══ ITEMS ══

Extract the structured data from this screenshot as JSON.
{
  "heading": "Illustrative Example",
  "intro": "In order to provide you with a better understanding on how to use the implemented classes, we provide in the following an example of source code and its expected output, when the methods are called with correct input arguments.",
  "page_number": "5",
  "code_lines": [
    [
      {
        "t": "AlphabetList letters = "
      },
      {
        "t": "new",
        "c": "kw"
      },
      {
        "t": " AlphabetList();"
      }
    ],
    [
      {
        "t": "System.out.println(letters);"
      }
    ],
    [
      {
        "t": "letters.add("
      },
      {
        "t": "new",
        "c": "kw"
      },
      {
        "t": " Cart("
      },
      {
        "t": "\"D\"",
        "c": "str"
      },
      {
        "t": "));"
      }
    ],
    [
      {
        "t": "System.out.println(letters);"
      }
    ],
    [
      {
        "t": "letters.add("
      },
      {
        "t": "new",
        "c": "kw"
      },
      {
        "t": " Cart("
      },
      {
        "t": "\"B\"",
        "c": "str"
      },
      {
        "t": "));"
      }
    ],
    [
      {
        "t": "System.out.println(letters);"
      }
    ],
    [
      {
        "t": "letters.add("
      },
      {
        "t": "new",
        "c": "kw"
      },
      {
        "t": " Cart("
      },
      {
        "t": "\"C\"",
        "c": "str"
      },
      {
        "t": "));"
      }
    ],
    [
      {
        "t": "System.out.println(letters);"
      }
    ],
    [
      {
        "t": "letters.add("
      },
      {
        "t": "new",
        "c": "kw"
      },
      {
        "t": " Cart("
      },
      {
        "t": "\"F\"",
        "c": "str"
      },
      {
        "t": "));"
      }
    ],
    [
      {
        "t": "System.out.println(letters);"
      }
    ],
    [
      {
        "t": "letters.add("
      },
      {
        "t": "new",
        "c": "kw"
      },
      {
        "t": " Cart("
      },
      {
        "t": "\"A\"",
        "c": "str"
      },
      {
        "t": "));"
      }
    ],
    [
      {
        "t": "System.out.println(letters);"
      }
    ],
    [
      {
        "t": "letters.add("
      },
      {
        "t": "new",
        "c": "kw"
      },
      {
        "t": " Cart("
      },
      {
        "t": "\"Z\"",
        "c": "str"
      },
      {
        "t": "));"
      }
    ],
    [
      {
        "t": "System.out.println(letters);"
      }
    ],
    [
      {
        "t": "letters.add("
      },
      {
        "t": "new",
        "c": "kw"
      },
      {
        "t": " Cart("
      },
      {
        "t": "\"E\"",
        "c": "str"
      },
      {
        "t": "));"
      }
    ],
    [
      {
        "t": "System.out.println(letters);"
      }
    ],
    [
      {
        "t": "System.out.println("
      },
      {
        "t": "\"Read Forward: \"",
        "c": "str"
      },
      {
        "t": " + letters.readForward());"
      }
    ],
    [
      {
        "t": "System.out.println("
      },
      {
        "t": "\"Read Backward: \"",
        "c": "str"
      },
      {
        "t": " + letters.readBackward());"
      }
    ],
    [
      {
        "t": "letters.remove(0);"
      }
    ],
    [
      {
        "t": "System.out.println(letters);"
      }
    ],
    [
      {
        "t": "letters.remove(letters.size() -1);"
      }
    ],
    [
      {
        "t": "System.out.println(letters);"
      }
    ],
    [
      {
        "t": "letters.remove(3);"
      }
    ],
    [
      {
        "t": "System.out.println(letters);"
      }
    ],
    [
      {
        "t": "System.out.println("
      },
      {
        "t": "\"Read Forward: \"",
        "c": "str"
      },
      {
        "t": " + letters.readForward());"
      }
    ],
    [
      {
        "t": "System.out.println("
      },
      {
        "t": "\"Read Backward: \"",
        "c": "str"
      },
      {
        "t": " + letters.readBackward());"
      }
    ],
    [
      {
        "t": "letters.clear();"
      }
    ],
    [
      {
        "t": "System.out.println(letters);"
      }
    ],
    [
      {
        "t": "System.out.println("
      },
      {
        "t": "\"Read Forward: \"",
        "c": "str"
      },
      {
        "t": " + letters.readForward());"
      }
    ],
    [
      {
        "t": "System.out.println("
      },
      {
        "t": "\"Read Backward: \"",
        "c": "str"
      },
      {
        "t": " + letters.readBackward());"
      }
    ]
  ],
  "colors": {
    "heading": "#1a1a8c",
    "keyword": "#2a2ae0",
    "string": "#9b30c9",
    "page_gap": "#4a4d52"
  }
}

═══

> WHAT TO WORK ON:
Copy out all lines above that include the string "remove".

> WRITTEN ANSWER:
        "t": "letters.remove(0);"
        "t": "letters.remove(letters.size() -1);"
        "t": "letters.remove(3);"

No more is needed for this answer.